_Challenge:_ Echo the rows below, from the one containing "177, 70, 178]" through the one containing "830, 646, 843]", inclusive, keeping every character unchanged.

## Start

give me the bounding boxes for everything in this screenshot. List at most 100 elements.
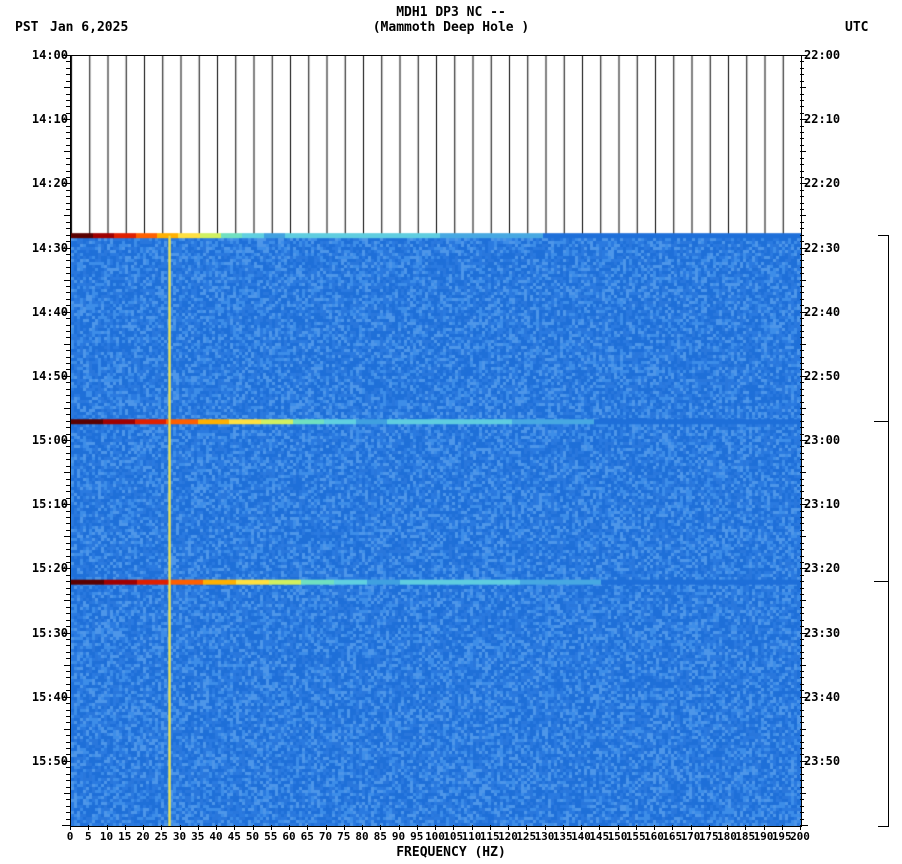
y-minor-tick	[66, 177, 70, 178]
y-minor-tick	[66, 434, 70, 435]
x-minor-tick	[271, 825, 272, 830]
x-tick-label: 120	[498, 830, 518, 843]
y-minor-tick	[800, 158, 804, 159]
y-tick-left-label: 15:10	[8, 498, 68, 510]
y-minor-tick	[800, 81, 804, 82]
y-minor-tick	[66, 305, 70, 306]
y-minor-tick	[64, 729, 70, 730]
y-minor-tick	[800, 729, 806, 730]
y-minor-tick	[66, 498, 70, 499]
y-minor-tick	[800, 639, 804, 640]
x-minor-tick	[581, 825, 582, 830]
y-tick-left-label: 14:30	[8, 242, 68, 254]
timezone-left: PST	[15, 20, 38, 35]
x-tick-label: 145	[589, 830, 609, 843]
x-tick-label: 35	[191, 830, 204, 843]
y-tick-right-label: 23:30	[804, 627, 840, 639]
x-tick-label: 175	[699, 830, 719, 843]
y-minor-tick	[800, 498, 804, 499]
y-tick-right-label: 23:50	[804, 755, 840, 767]
y-minor-tick	[800, 485, 804, 486]
x-tick-label: 15	[118, 830, 131, 843]
x-minor-tick	[618, 825, 619, 830]
y-minor-tick	[800, 183, 808, 184]
y-minor-tick	[66, 222, 70, 223]
y-minor-tick	[66, 292, 70, 293]
spectrogram-plot	[70, 55, 802, 827]
y-minor-tick	[800, 260, 804, 261]
y-minor-tick	[66, 754, 70, 755]
y-minor-tick	[66, 613, 70, 614]
x-minor-tick	[216, 825, 217, 830]
x-tick-label: 160	[644, 830, 664, 843]
y-minor-tick	[800, 504, 808, 505]
y-minor-tick	[66, 446, 70, 447]
date-label: Jan 6,2025	[50, 20, 128, 35]
y-minor-tick	[66, 196, 70, 197]
y-tick-right-label: 22:00	[804, 49, 840, 61]
y-minor-tick	[800, 395, 804, 396]
x-tick-label: 0	[67, 830, 74, 843]
y-minor-tick	[66, 395, 70, 396]
x-tick-label: 170	[681, 830, 701, 843]
y-minor-tick	[66, 209, 70, 210]
y-minor-tick	[66, 774, 70, 775]
x-tick-label: 155	[626, 830, 646, 843]
y-minor-tick	[66, 806, 70, 807]
y-minor-tick	[64, 87, 70, 88]
x-axis-label: FREQUENCY (HZ)	[396, 845, 506, 860]
x-minor-tick	[143, 825, 144, 830]
y-minor-tick	[64, 344, 70, 345]
y-minor-tick	[66, 132, 70, 133]
y-minor-tick	[66, 716, 70, 717]
x-minor-tick	[800, 825, 801, 830]
y-minor-tick	[800, 530, 804, 531]
x-tick-label: 50	[246, 830, 259, 843]
x-tick-label: 85	[374, 830, 387, 843]
y-minor-tick	[62, 376, 70, 377]
y-minor-tick	[800, 626, 804, 627]
y-minor-tick	[800, 402, 804, 403]
y-minor-tick	[66, 787, 70, 788]
y-minor-tick	[800, 665, 806, 666]
x-tick-label: 165	[662, 830, 682, 843]
y-minor-tick	[800, 806, 804, 807]
x-minor-tick	[435, 825, 436, 830]
y-minor-tick	[800, 132, 804, 133]
y-minor-tick	[800, 235, 804, 236]
y-minor-tick	[66, 126, 70, 127]
x-minor-tick	[764, 825, 765, 830]
y-minor-tick	[800, 106, 804, 107]
y-tick-right-label: 22:30	[804, 242, 840, 254]
x-minor-tick	[161, 825, 162, 830]
x-minor-tick	[672, 825, 673, 830]
x-tick-label: 10	[100, 830, 113, 843]
y-minor-tick	[66, 369, 70, 370]
y-minor-tick	[800, 331, 804, 332]
y-minor-tick	[66, 511, 70, 512]
y-minor-tick	[66, 517, 70, 518]
y-tick-left-label: 14:50	[8, 370, 68, 382]
y-minor-tick	[66, 671, 70, 672]
x-minor-tick	[307, 825, 308, 830]
y-minor-tick	[800, 357, 804, 358]
y-minor-tick	[800, 543, 804, 544]
y-minor-tick	[66, 703, 70, 704]
y-tick-right-label: 23:40	[804, 691, 840, 703]
y-minor-tick	[800, 735, 804, 736]
y-minor-tick	[66, 61, 70, 62]
y-minor-tick	[64, 215, 70, 216]
x-tick-label: 100	[425, 830, 445, 843]
y-minor-tick	[800, 472, 806, 473]
x-minor-tick	[545, 825, 546, 830]
x-minor-tick	[691, 825, 692, 830]
x-tick-label: 20	[136, 830, 149, 843]
y-minor-tick	[800, 716, 804, 717]
y-minor-tick	[66, 235, 70, 236]
y-minor-tick	[62, 183, 70, 184]
y-minor-tick	[800, 620, 804, 621]
y-minor-tick	[66, 94, 70, 95]
y-minor-tick	[66, 254, 70, 255]
y-minor-tick	[800, 68, 804, 69]
y-minor-tick	[800, 466, 804, 467]
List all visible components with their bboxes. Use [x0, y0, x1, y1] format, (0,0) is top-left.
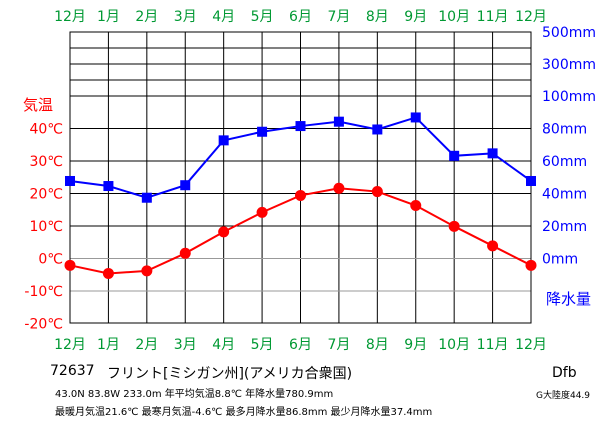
temperature-point [64, 259, 76, 271]
temperature-tick-label: -10℃ [24, 284, 63, 300]
temperature-point [371, 186, 383, 198]
temperature-point [179, 247, 191, 259]
temperature-tick-label: -20℃ [24, 317, 63, 333]
bottom-month-labels: 12月 1月 2月 3月 4月 5月 6月 7月 8月 9月 10月 11月 12月 [54, 337, 547, 353]
precipitation-tick-label: 20mm [542, 219, 587, 235]
precipitation-point [295, 121, 306, 132]
station-code: 72637 [50, 363, 95, 379]
precipitation-point [526, 175, 536, 186]
month-label-top: 3月 [174, 9, 197, 25]
month-label-top: 5月 [251, 9, 274, 25]
temperature-tick-label: 20℃ [29, 187, 63, 203]
precipitation-tick-label: 0mm [542, 252, 578, 268]
month-label-top: 11月 [477, 9, 509, 25]
precipitation-tick-labels: 500mm 300mm 100mm 80mm 60mm 40mm 20mm 0mm [542, 25, 596, 268]
temperature-tick-label: 30℃ [29, 154, 63, 170]
precipitation-point [103, 181, 114, 192]
precipitation-point [333, 116, 344, 127]
month-label-bottom: 7月 [327, 337, 350, 353]
temperature-point [141, 265, 153, 277]
month-label-top: 1月 [97, 9, 120, 25]
month-label-bottom: 3月 [174, 337, 197, 353]
temperature-series [64, 182, 537, 279]
precipitation-point [487, 148, 498, 159]
month-label-bottom: 12月 [54, 337, 86, 353]
month-label-top: 2月 [135, 9, 158, 25]
month-label-top: 7月 [327, 9, 350, 25]
month-label-top: 8月 [366, 9, 389, 25]
precipitation-point [141, 192, 152, 203]
month-label-bottom: 2月 [135, 337, 158, 353]
precipitation-tick-label: 300mm [542, 57, 596, 73]
temperature-point [487, 240, 499, 252]
precipitation-tick-label: 60mm [542, 154, 587, 170]
precipitation-point [449, 150, 460, 161]
temperature-axis-title: 気温 [23, 96, 53, 114]
month-label-bottom: 12月 [515, 337, 547, 353]
month-label-bottom: 10月 [438, 337, 470, 353]
summary-line-2: 最暖月気温21.6℃ 最寒月気温-4.6℃ 最多月降水量86.8mm 最少月降水… [55, 407, 433, 418]
koppen-class: Dfb [552, 365, 577, 381]
temperature-point [102, 267, 114, 279]
precipitation-tick-label: 500mm [542, 25, 596, 41]
continentality: G大陸度44.9 [536, 391, 591, 401]
precipitation-point [257, 126, 268, 137]
precipitation-axis-title: 降水量 [546, 290, 591, 308]
precipitation-series [65, 112, 536, 203]
station-name: フリント[ミシガン州](アメリカ合衆国) [107, 366, 353, 382]
temperature-tick-label: 40℃ [29, 122, 63, 138]
temperature-tick-label: 10℃ [29, 219, 63, 235]
summary-line-1: 43.0N 83.8W 233.0m 年平均気温8.8℃ 年降水量780.9mm [55, 389, 334, 400]
temperature-point [448, 220, 460, 232]
precipitation-point [410, 112, 421, 123]
month-label-bottom: 5月 [251, 337, 274, 353]
precipitation-point [180, 180, 191, 191]
temperature-point [525, 259, 537, 271]
month-label-top: 9月 [404, 9, 427, 25]
month-label-bottom: 11月 [477, 337, 509, 353]
top-month-labels: 12月 1月 2月 3月 4月 5月 6月 7月 8月 9月 10月 11月 12月 [54, 9, 547, 25]
temperature-tick-labels: 40℃ 30℃ 20℃ 10℃ 0℃ -10℃ -20℃ [24, 122, 63, 333]
precipitation-point [65, 175, 75, 186]
temperature-tick-label: 0℃ [38, 252, 63, 268]
month-label-bottom: 6月 [289, 337, 312, 353]
month-label-top: 6月 [289, 9, 312, 25]
month-label-bottom: 4月 [212, 337, 235, 353]
precipitation-point [218, 135, 229, 146]
temperature-point [333, 182, 345, 194]
precipitation-point [372, 124, 383, 135]
temperature-point [295, 189, 306, 201]
precipitation-tick-label: 80mm [542, 122, 587, 138]
temperature-point [218, 226, 230, 238]
temperature-point [256, 206, 268, 218]
temperature-point [410, 200, 422, 212]
month-label-top: 12月 [54, 9, 86, 25]
month-label-top: 12月 [515, 9, 547, 25]
month-label-top: 4月 [212, 9, 235, 25]
month-label-bottom: 9月 [404, 337, 427, 353]
grid [70, 32, 531, 323]
month-label-bottom: 8月 [366, 337, 389, 353]
precipitation-tick-label: 40mm [542, 187, 587, 203]
month-label-bottom: 1月 [97, 337, 120, 353]
precipitation-tick-label: 100mm [542, 89, 596, 105]
month-label-top: 10月 [438, 9, 470, 25]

## End

_Completed task:_
y-minor-tick	[66, 177, 70, 178]
y-minor-tick	[66, 434, 70, 435]
x-minor-tick	[271, 825, 272, 830]
x-tick-label: 120	[498, 830, 518, 843]
y-minor-tick	[800, 158, 804, 159]
y-tick-left-label: 15:10	[8, 498, 68, 510]
y-minor-tick	[800, 81, 804, 82]
y-minor-tick	[66, 305, 70, 306]
y-minor-tick	[64, 729, 70, 730]
y-minor-tick	[800, 729, 806, 730]
y-minor-tick	[66, 498, 70, 499]
y-minor-tick	[800, 639, 804, 640]
x-minor-tick	[581, 825, 582, 830]
y-tick-left-label: 14:30	[8, 242, 68, 254]
timezone-left: PST	[15, 20, 38, 35]
x-tick-label: 145	[589, 830, 609, 843]
x-tick-label: 35	[191, 830, 204, 843]
y-tick-right-label: 23:30	[804, 627, 840, 639]
x-tick-label: 175	[699, 830, 719, 843]
y-minor-tick	[800, 498, 804, 499]
y-tick-right-label: 23:50	[804, 755, 840, 767]
y-minor-tick	[800, 485, 804, 486]
x-tick-label: 15	[118, 830, 131, 843]
x-minor-tick	[618, 825, 619, 830]
y-minor-tick	[800, 183, 808, 184]
y-minor-tick	[66, 222, 70, 223]
y-minor-tick	[66, 292, 70, 293]
spectrogram-plot	[70, 55, 802, 827]
y-minor-tick	[800, 260, 804, 261]
y-minor-tick	[66, 754, 70, 755]
y-minor-tick	[66, 613, 70, 614]
x-minor-tick	[216, 825, 217, 830]
x-tick-label: 160	[644, 830, 664, 843]
y-minor-tick	[800, 504, 808, 505]
y-minor-tick	[66, 446, 70, 447]
date-label: Jan 6,2025	[50, 20, 128, 35]
y-minor-tick	[66, 196, 70, 197]
y-tick-right-label: 22:00	[804, 49, 840, 61]
y-minor-tick	[800, 395, 804, 396]
x-tick-label: 0	[67, 830, 74, 843]
y-minor-tick	[66, 395, 70, 396]
x-tick-label: 170	[681, 830, 701, 843]
y-minor-tick	[66, 209, 70, 210]
y-minor-tick	[66, 774, 70, 775]
x-tick-label: 155	[626, 830, 646, 843]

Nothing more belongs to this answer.